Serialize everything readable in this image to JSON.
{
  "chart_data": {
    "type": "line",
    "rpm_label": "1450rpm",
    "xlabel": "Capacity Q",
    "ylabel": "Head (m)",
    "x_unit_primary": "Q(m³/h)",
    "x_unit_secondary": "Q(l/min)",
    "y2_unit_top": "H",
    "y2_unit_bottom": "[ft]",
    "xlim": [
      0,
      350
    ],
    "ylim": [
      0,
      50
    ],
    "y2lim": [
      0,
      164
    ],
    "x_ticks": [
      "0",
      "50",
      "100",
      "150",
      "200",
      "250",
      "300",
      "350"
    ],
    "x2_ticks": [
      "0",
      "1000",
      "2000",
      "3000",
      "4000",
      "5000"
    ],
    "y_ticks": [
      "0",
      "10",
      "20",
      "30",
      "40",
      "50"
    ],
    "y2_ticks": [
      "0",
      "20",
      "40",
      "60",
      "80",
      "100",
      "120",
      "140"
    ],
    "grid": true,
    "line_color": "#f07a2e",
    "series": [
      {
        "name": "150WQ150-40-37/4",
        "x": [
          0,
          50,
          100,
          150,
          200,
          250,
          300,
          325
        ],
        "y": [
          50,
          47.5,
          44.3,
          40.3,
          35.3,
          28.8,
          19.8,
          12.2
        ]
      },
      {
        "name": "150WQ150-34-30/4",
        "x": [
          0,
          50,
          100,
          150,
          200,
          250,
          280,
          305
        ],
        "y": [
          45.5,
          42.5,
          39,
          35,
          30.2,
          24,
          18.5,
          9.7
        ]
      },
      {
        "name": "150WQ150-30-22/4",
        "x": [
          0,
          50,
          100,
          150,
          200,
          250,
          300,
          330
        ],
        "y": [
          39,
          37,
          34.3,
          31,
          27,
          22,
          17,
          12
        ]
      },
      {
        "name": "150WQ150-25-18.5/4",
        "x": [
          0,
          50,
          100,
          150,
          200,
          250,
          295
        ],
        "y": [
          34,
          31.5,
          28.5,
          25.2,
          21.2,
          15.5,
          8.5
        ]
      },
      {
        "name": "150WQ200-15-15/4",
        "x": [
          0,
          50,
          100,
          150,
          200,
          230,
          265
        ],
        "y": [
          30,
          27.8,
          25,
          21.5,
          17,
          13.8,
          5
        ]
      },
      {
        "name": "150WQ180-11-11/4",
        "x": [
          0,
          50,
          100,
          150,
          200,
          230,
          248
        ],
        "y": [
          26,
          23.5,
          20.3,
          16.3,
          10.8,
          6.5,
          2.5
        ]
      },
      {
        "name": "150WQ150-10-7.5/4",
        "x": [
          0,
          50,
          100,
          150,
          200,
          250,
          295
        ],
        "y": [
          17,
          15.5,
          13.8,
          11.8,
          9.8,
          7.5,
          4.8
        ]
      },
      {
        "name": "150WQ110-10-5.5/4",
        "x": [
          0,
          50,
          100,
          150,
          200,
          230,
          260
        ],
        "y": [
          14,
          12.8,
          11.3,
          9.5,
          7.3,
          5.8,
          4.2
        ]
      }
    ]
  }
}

------------------------------------------------------------

Look through the entries above for the word "name". Copy every line where it shows up.

        "name": "150WQ150-40-37/4",
        "name": "150WQ150-34-30/4",
        "name": "150WQ150-30-22/4",
        "name": "150WQ150-25-18.5/4",
        "name": "150WQ200-15-15/4",
        "name": "150WQ180-11-11/4",
        "name": "150WQ150-10-7.5/4",
        "name": "150WQ110-10-5.5/4",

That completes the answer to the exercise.